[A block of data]
========================================================================
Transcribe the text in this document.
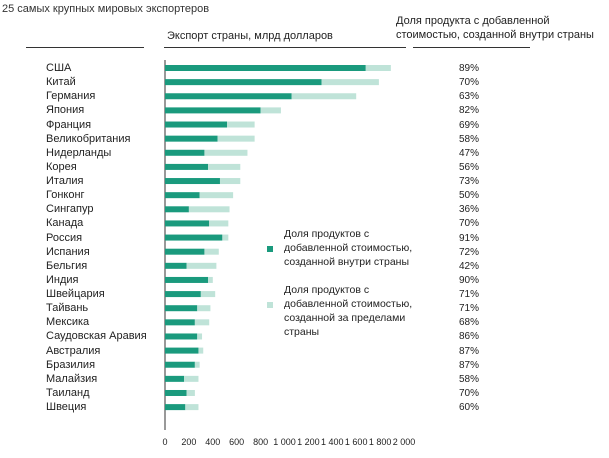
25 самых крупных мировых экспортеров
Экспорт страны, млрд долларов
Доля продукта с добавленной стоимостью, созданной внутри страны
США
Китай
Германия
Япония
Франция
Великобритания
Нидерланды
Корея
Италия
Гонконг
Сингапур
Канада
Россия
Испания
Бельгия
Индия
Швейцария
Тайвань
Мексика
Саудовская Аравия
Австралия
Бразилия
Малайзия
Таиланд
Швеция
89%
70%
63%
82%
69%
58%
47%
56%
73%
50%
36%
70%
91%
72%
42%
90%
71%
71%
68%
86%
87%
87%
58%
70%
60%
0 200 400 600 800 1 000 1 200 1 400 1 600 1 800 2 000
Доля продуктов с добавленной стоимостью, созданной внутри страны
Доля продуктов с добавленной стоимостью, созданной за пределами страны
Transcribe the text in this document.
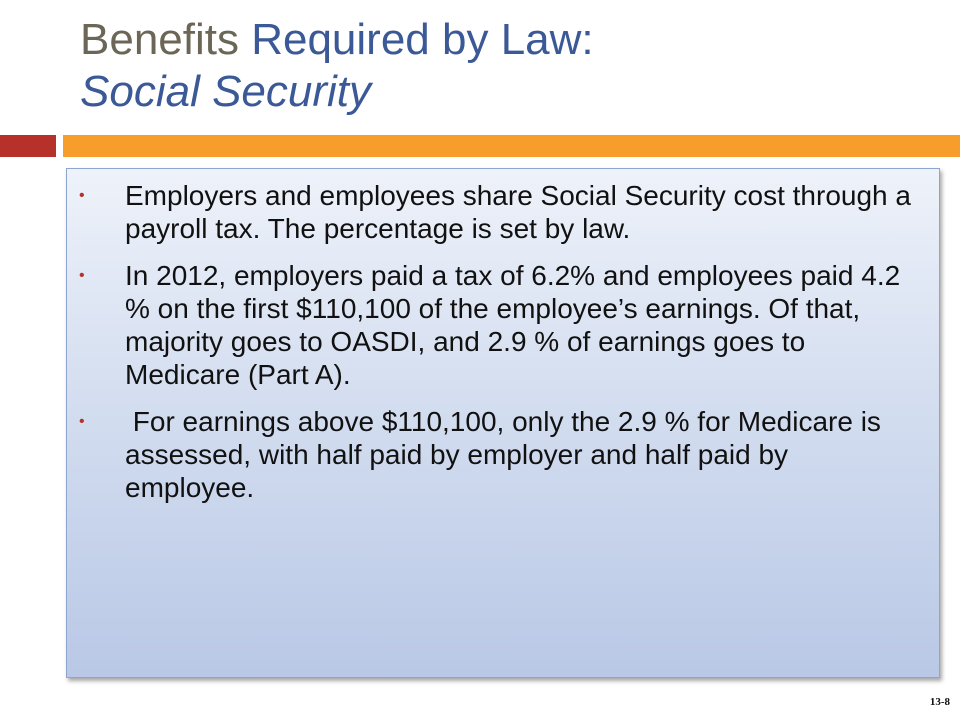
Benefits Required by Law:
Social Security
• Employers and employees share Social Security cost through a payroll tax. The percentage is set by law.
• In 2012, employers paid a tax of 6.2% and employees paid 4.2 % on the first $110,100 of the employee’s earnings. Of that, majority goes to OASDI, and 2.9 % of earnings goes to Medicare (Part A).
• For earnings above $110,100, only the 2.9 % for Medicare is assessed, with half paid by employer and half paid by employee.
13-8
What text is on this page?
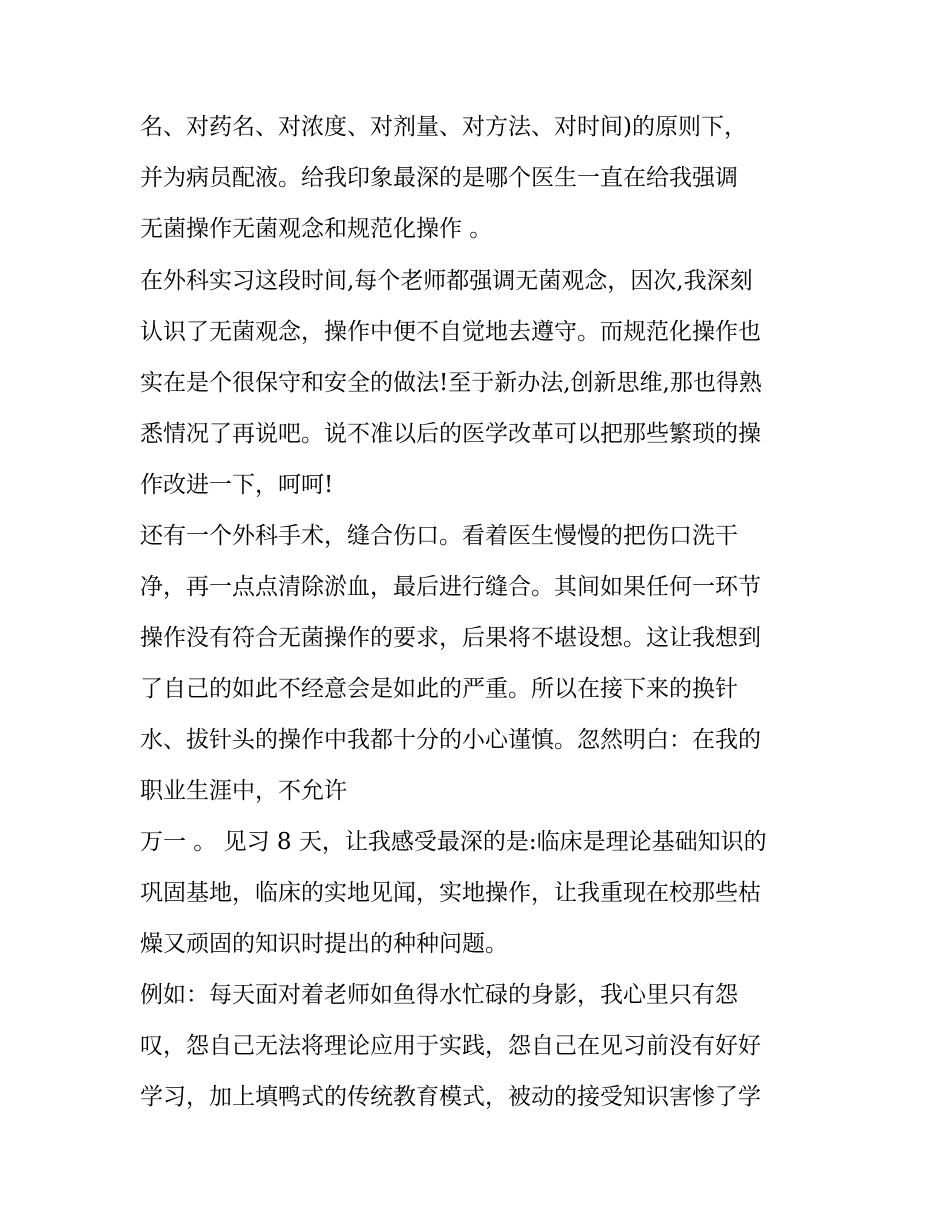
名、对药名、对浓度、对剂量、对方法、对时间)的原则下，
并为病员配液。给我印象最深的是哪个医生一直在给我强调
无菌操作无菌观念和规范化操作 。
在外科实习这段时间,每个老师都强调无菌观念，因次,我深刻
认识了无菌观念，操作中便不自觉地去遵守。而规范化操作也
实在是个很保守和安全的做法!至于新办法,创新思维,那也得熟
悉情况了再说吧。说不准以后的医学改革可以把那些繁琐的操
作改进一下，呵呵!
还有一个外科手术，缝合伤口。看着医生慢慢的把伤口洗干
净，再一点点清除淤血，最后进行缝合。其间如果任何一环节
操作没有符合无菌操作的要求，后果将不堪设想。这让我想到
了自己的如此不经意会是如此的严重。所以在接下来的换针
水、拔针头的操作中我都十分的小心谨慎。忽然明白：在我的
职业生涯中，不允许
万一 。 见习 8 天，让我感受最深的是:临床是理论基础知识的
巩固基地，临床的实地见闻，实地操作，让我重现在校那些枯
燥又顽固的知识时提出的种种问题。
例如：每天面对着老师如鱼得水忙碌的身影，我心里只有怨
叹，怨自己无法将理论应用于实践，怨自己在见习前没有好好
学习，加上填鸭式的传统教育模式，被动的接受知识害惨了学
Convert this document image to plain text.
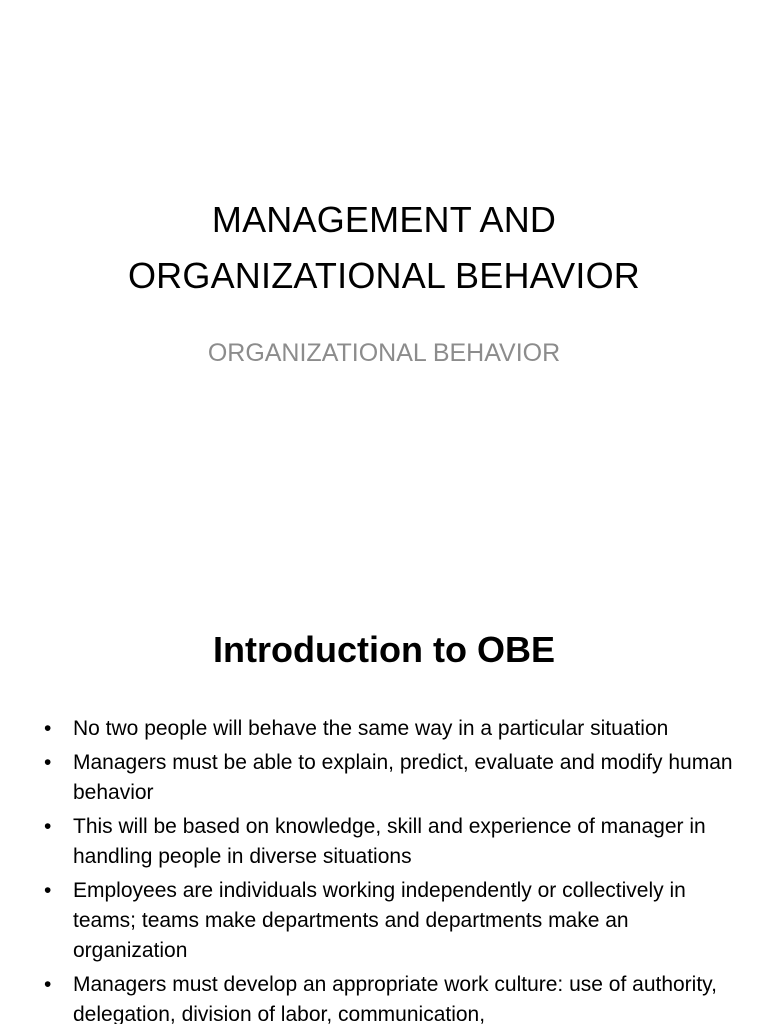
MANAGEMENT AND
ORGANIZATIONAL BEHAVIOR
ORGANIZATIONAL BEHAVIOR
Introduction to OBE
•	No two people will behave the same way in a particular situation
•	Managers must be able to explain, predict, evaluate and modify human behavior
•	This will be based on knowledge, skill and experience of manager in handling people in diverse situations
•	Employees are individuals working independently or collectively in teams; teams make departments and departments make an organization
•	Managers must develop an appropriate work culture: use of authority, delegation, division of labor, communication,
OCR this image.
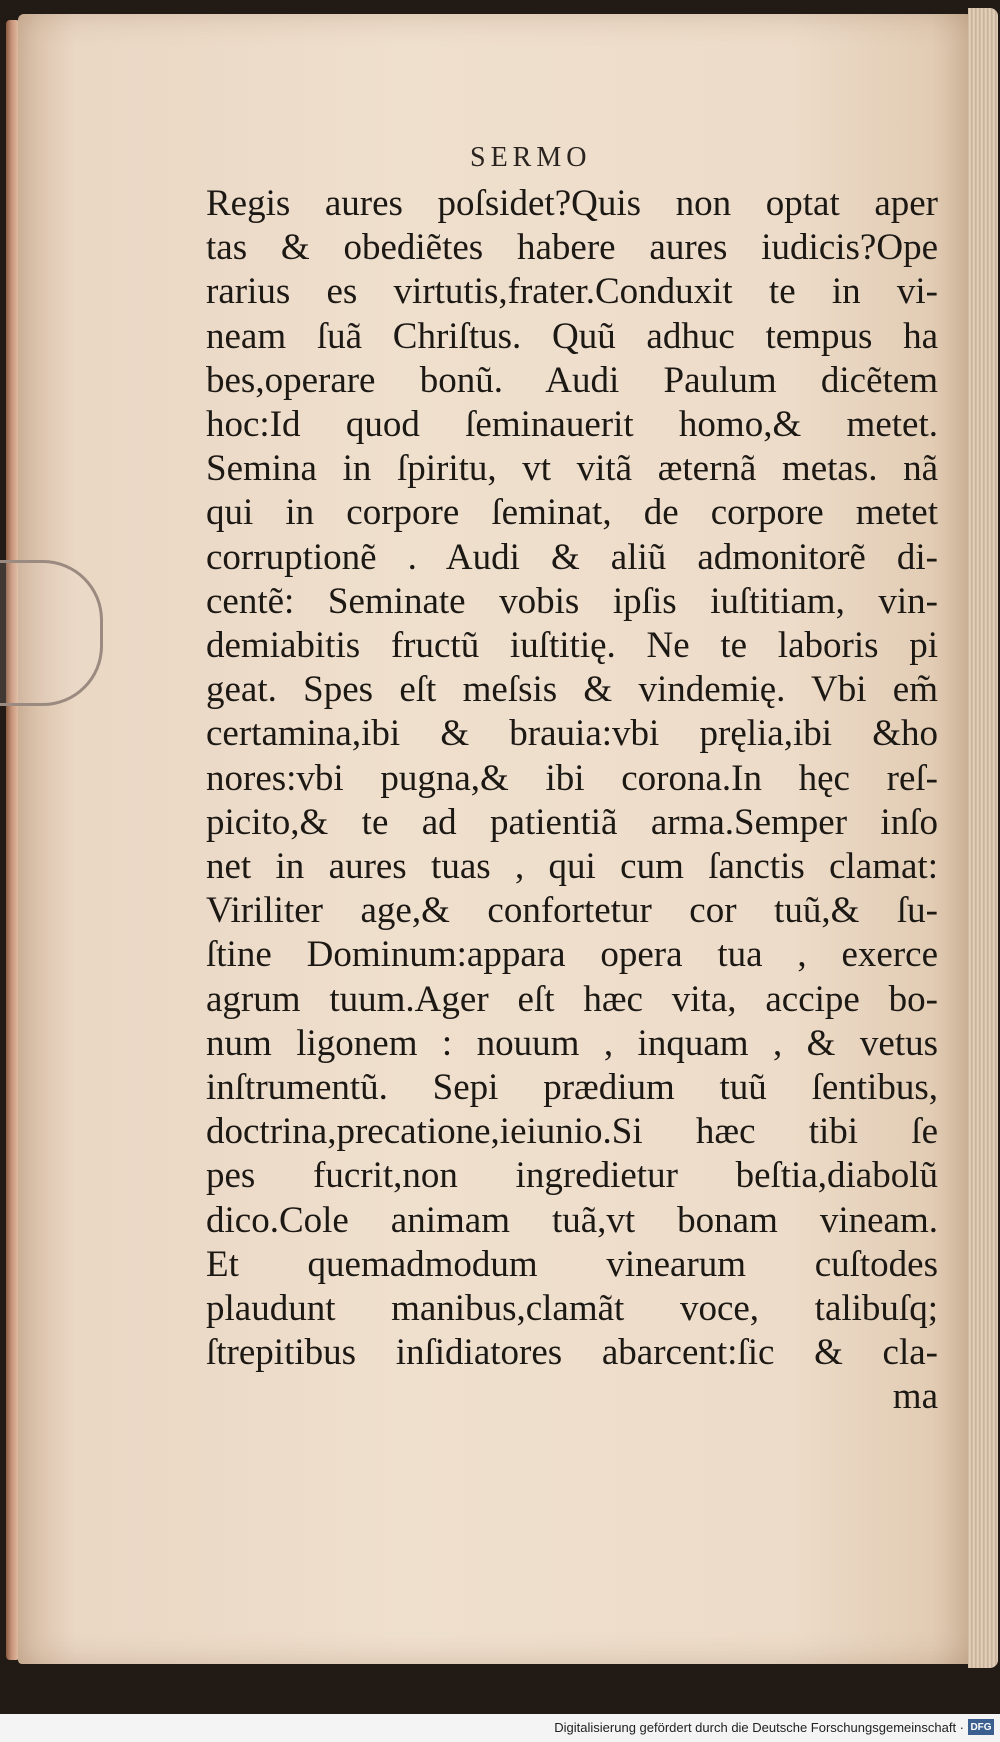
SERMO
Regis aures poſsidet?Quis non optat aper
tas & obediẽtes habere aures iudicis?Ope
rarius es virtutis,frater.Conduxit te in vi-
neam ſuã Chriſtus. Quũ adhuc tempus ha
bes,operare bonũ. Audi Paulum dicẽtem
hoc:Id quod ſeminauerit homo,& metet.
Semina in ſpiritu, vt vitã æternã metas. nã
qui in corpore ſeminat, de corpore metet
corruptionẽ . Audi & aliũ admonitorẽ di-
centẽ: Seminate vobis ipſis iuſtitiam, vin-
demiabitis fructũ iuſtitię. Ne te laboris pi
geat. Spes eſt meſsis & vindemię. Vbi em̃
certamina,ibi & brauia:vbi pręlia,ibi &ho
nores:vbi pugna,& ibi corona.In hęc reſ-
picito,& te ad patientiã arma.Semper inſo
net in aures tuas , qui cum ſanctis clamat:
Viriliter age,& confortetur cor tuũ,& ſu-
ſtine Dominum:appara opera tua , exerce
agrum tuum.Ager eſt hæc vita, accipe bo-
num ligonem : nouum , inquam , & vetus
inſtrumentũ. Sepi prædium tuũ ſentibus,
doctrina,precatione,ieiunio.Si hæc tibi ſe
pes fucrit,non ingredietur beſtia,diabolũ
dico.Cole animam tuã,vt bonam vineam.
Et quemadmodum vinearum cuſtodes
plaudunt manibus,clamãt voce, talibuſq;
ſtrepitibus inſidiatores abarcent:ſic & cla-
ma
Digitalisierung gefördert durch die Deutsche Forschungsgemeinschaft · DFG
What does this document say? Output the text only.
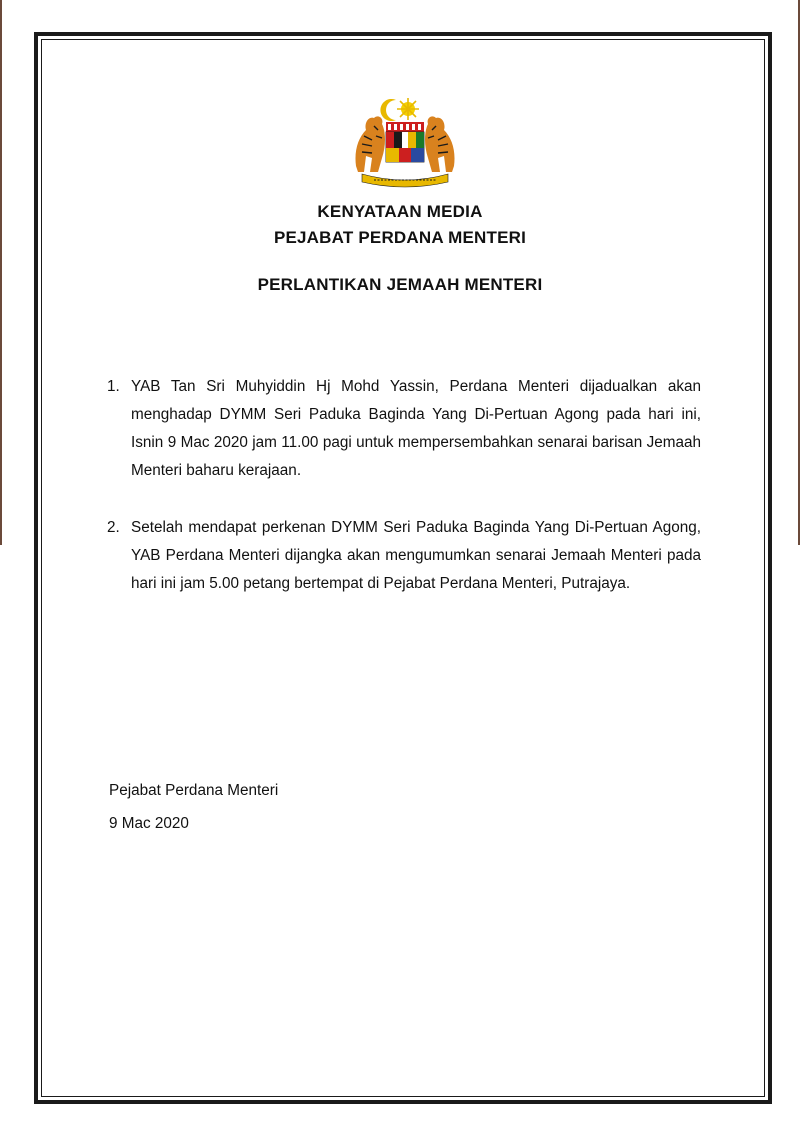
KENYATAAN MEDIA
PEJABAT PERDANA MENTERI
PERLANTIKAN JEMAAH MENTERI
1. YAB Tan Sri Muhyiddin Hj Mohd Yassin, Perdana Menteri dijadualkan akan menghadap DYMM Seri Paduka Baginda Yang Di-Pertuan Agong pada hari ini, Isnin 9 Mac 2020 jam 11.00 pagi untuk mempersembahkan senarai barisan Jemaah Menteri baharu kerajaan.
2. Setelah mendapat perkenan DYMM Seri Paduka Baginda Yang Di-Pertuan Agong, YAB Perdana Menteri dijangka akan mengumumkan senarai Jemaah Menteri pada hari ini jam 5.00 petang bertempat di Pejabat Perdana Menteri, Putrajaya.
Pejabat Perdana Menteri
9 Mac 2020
========================================================================
Scan the material line by line and report each one that contains "Pertuan".

=== Reply ===
1. YAB Tan Sri Muhyiddin Hj Mohd Yassin, Perdana Menteri dijadualkan akan menghadap DYMM Seri Paduka Baginda Yang Di-Pertuan Agong pada hari ini, Isnin 9 Mac 2020 jam 11.00 pagi untuk mempersembahkan senarai barisan Jemaah Menteri baharu kerajaan.
2. Setelah mendapat perkenan DYMM Seri Paduka Baginda Yang Di-Pertuan Agong, YAB Perdana Menteri dijangka akan mengumumkan senarai Jemaah Menteri pada hari ini jam 5.00 petang bertempat di Pejabat Perdana Menteri, Putrajaya.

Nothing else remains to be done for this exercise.